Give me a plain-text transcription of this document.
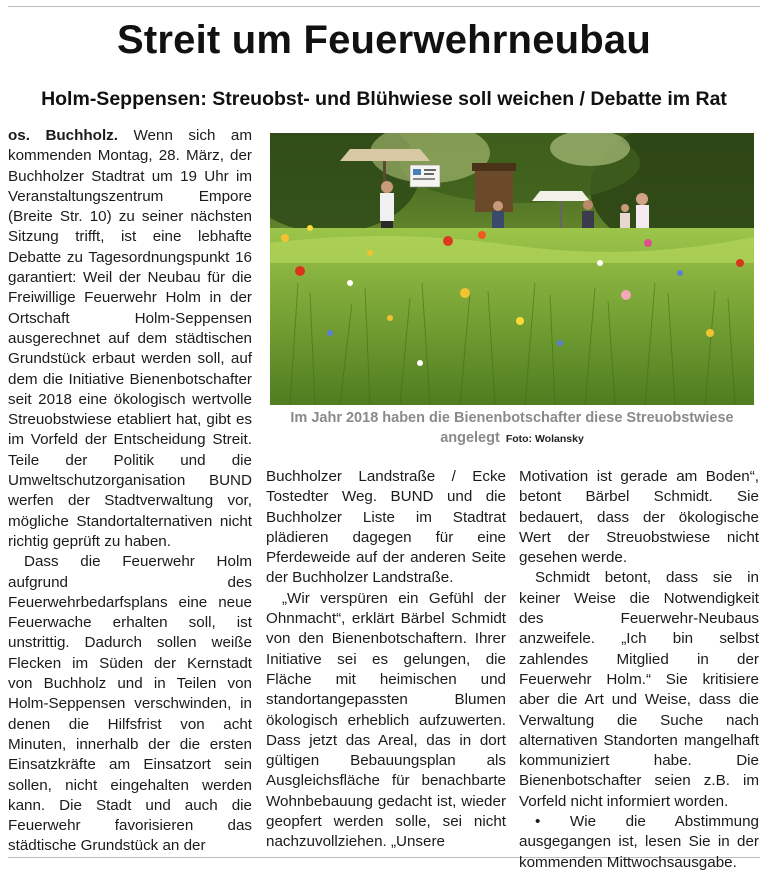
Streit um Feuerwehrneubau
Holm-Seppensen: Streuobst- und Blühwiese soll weichen / Debatte im Rat

os. Buchholz. Wenn sich am kommenden Montag, 28. März, der Buchholzer Stadtrat um 19 Uhr im Veranstaltungszentrum Empore (Breite Str. 10) zu seiner nächsten Sitzung trifft, ist eine lebhafte Debatte zu Tagesordnungspunkt 16 garantiert: Weil der Neubau für die Freiwillige Feuerwehr Holm in der Ortschaft Holm-Seppensen ausgerechnet auf dem städtischen Grundstück erbaut werden soll, auf dem die Initiative Bienenbotschafter seit 2018 eine ökologisch wertvolle Streuobstwiese etabliert hat, gibt es im Vorfeld der Entscheidung Streit. Teile der Politik und die Umweltschutzorganisation BUND werfen der Stadtverwaltung vor, mögliche Standortalternativen nicht richtig geprüft zu haben.

Dass die Feuerwehr Holm aufgrund des Feuerwehrbedarfsplans eine neue Feuerwache erhalten soll, ist unstrittig. Dadurch sollen weiße Flecken im Süden der Kernstadt von Buchholz und in Teilen von Holm-Seppensen verschwinden, in denen die Hilfsfrist von acht Minuten, innerhalb der die ersten Einsatzkräfte am Einsatzort sein sollen, nicht eingehalten werden kann. Die Stadt und auch die Feuerwehr favorisieren das städtische Grundstück an der

Im Jahr 2018 haben die Bienenbotschafter diese Streuobstwiese angelegt Foto: Wolansky

Buchholzer Landstraße / Ecke Tostedter Weg. BUND und die Buchholzer Liste im Stadtrat plädieren dagegen für eine Pferdeweide auf der anderen Seite der Buchholzer Landstraße.

„Wir verspüren ein Gefühl der Ohnmacht“, erklärt Bärbel Schmidt von den Bienenbotschaftern. Ihrer Initiative sei es gelungen, die Fläche mit heimischen und standortangepassten Blumen ökologisch erheblich aufzuwerten. Dass jetzt das Areal, das in dort gültigen Bebauungsplan als Ausgleichsfläche für benachbarte Wohnbebauung gedacht ist, wieder geopfert werden solle, sei nicht nachzuvollziehen. „Unsere

Motivation ist gerade am Boden“, betont Bärbel Schmidt. Sie bedauert, dass der ökologische Wert der Streuobstwiese nicht gesehen werde.

Schmidt betont, dass sie in keiner Weise die Notwendigkeit des Feuerwehr-Neubaus anzweifele. „Ich bin selbst zahlendes Mitglied in der Feuerwehr Holm.“ Sie kritisiere aber die Art und Weise, dass die Verwaltung die Suche nach alternativen Standorten mangelhaft kommuniziert habe. Die Bienenbotschafter seien z.B. im Vorfeld nicht informiert worden.

• Wie die Abstimmung ausgegangen ist, lesen Sie in der kommenden Mittwochsausgabe.
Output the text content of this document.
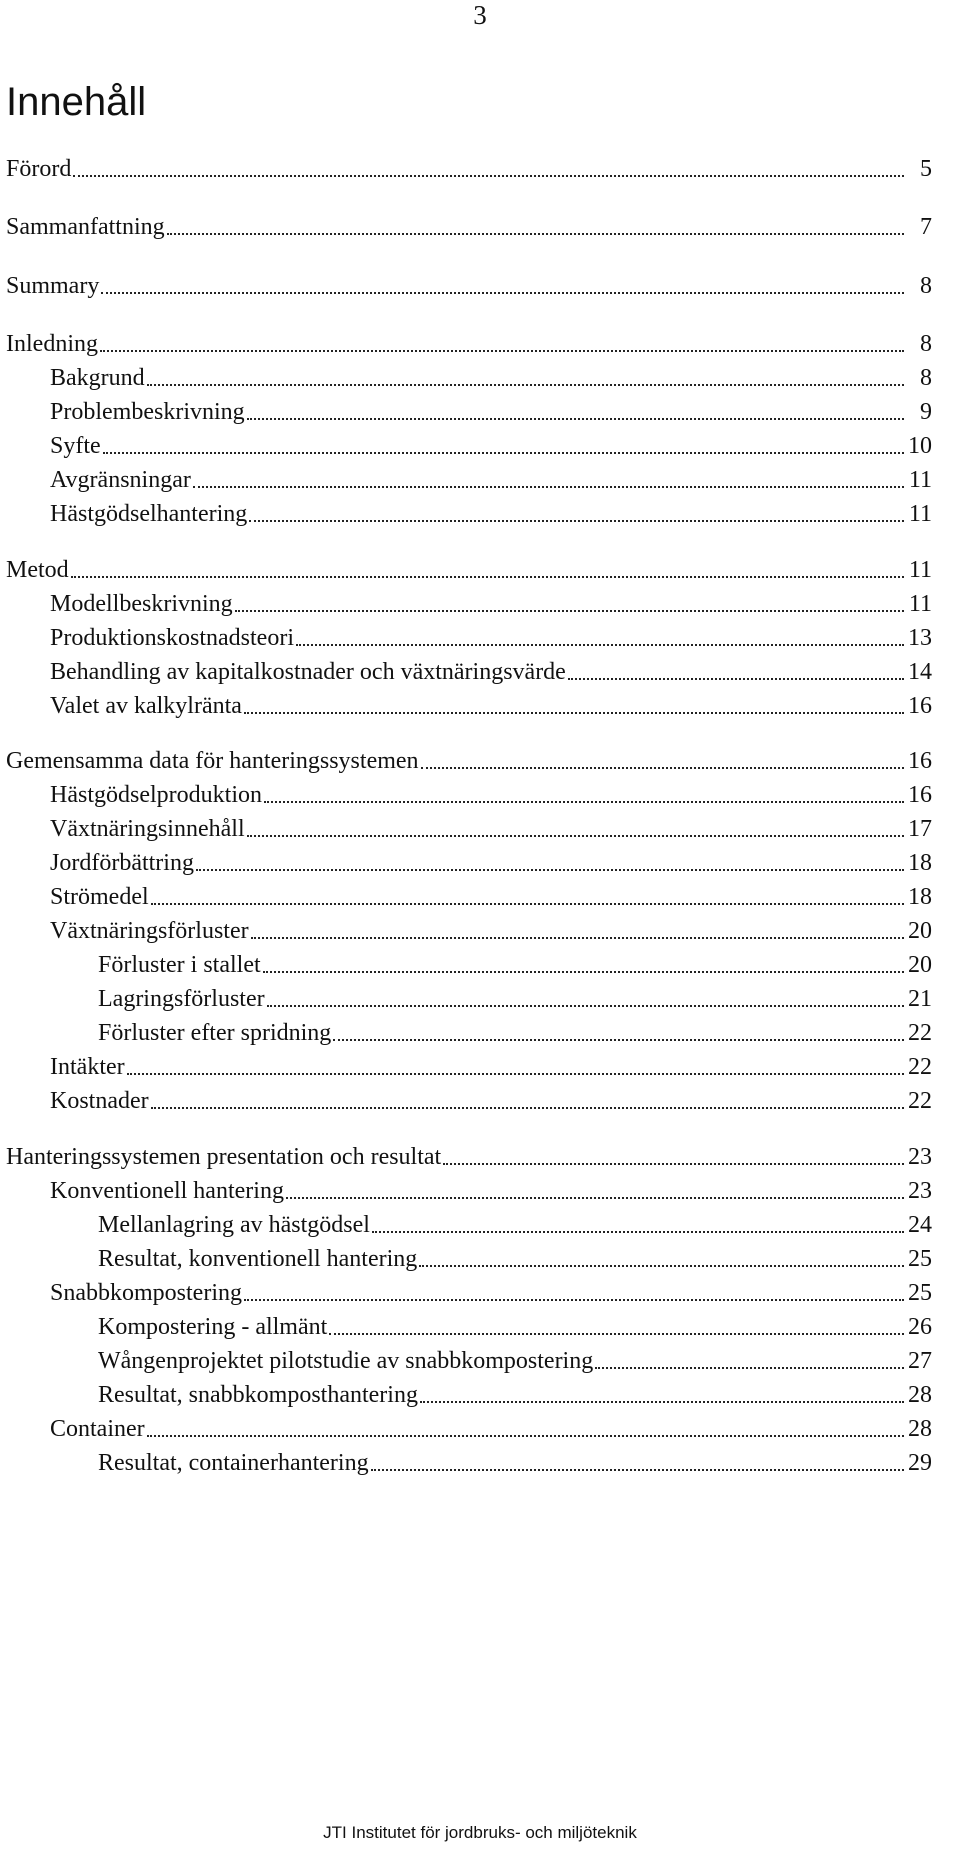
3
Innehåll
Förord	5
Sammanfattning	7
Summary	8
Inledning	8
Bakgrund	8
Problembeskrivning	9
Syfte	10
Avgränsningar	11
Hästgödselhantering	11
Metod	11
Modellbeskrivning	11
Produktionskostnadsteori	13
Behandling av kapitalkostnader och växtnäringsvärde	14
Valet av kalkylränta	16
Gemensamma data för hanteringssystemen	16
Hästgödselproduktion	16
Växtnäringsinnehåll	17
Jordförbättring	18
Strömedel	18
Växtnäringsförluster	20
Förluster i stallet	20
Lagringsförluster	21
Förluster efter spridning	22
Intäkter	22
Kostnader	22
Hanteringssystemen presentation och resultat	23
Konventionell hantering	23
Mellanlagring av hästgödsel	24
Resultat, konventionell hantering	25
Snabbkompostering	25
Kompostering - allmänt	26
Wångenprojektet pilotstudie av snabbkompostering	27
Resultat, snabbkomposthantering	28
Container	28
Resultat, containerhantering	29
JTI Institutet för jordbruks- och miljöteknik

» Exercise objective
Without the pictures, return all the records precisely as they stand.

» Result of this exercise
Give me a plain-text transcription of this document.
Streit um Feuerwehrneubau
Holm-Seppensen: Streuobst- und Blühwiese soll weichen / Debatte im Rat

os. Buchholz. Wenn sich am kommenden Montag, 28. März, der Buchholzer Stadtrat um 19 Uhr im Veranstaltungszentrum Empore (Breite Str. 10) zu seiner nächsten Sitzung trifft, ist eine lebhafte Debatte zu Tagesordnungspunkt 16 garantiert: Weil der Neubau für die Freiwillige Feuerwehr Holm in der Ortschaft Holm-Seppensen ausgerechnet auf dem städtischen Grundstück erbaut werden soll, auf dem die Initiative Bienenbotschafter seit 2018 eine ökologisch wertvolle Streuobstwiese etabliert hat, gibt es im Vorfeld der Entscheidung Streit. Teile der Politik und die Umweltschutzorganisation BUND werfen der Stadtverwaltung vor, mögliche Standortalternativen nicht richtig geprüft zu haben.

Dass die Feuerwehr Holm aufgrund des Feuerwehrbedarfsplans eine neue Feuerwache erhalten soll, ist unstrittig. Dadurch sollen weiße Flecken im Süden der Kernstadt von Buchholz und in Teilen von Holm-Seppensen verschwinden, in denen die Hilfsfrist von acht Minuten, innerhalb der die ersten Einsatzkräfte am Einsatzort sein sollen, nicht eingehalten werden kann. Die Stadt und auch die Feuerwehr favorisieren das städtische Grundstück an der

Im Jahr 2018 haben die Bienenbotschafter diese Streuobstwiese angelegt Foto: Wolansky

Buchholzer Landstraße / Ecke Tostedter Weg. BUND und die Buchholzer Liste im Stadtrat plädieren dagegen für eine Pferdeweide auf der anderen Seite der Buchholzer Landstraße.

„Wir verspüren ein Gefühl der Ohnmacht“, erklärt Bärbel Schmidt von den Bienenbotschaftern. Ihrer Initiative sei es gelungen, die Fläche mit heimischen und standortangepassten Blumen ökologisch erheblich aufzuwerten. Dass jetzt das Areal, das in dort gültigen Bebauungsplan als Ausgleichsfläche für benachbarte Wohnbebauung gedacht ist, wieder geopfert werden solle, sei nicht nachzuvollziehen. „Unsere

Motivation ist gerade am Boden“, betont Bärbel Schmidt. Sie bedauert, dass der ökologische Wert der Streuobstwiese nicht gesehen werde.

Schmidt betont, dass sie in keiner Weise die Notwendigkeit des Feuerwehr-Neubaus anzweifele. „Ich bin selbst zahlendes Mitglied in der Feuerwehr Holm.“ Sie kritisiere aber die Art und Weise, dass die Verwaltung die Suche nach alternativen Standorten mangelhaft kommuniziert habe. Die Bienenbotschafter seien z.B. im Vorfeld nicht informiert worden.

• Wie die Abstimmung ausgegangen ist, lesen Sie in der kommenden Mittwochsausgabe.
Output the text content of this document.
3
Innehåll
Förord	5
Sammanfattning	7
Summary	8
Inledning	8
Bakgrund	8
Problembeskrivning	9
Syfte	10
Avgränsningar	11
Hästgödselhantering	11
Metod	11
Modellbeskrivning	11
Produktionskostnadsteori	13
Behandling av kapitalkostnader och växtnäringsvärde	14
Valet av kalkylränta	16
Gemensamma data för hanteringssystemen	16
Hästgödselproduktion	16
Växtnäringsinnehåll	17
Jordförbättring	18
Strömedel	18
Växtnäringsförluster	20
Förluster i stallet	20
Lagringsförluster	21
Förluster efter spridning	22
Intäkter	22
Kostnader	22
Hanteringssystemen presentation och resultat	23
Konventionell hantering	23
Mellanlagring av hästgödsel	24
Resultat, konventionell hantering	25
Snabbkompostering	25
Kompostering - allmänt	26
Wångenprojektet pilotstudie av snabbkompostering	27
Resultat, snabbkomposthantering	28
Container	28
Resultat, containerhantering	29
JTI Institutet för jordbruks- och miljöteknik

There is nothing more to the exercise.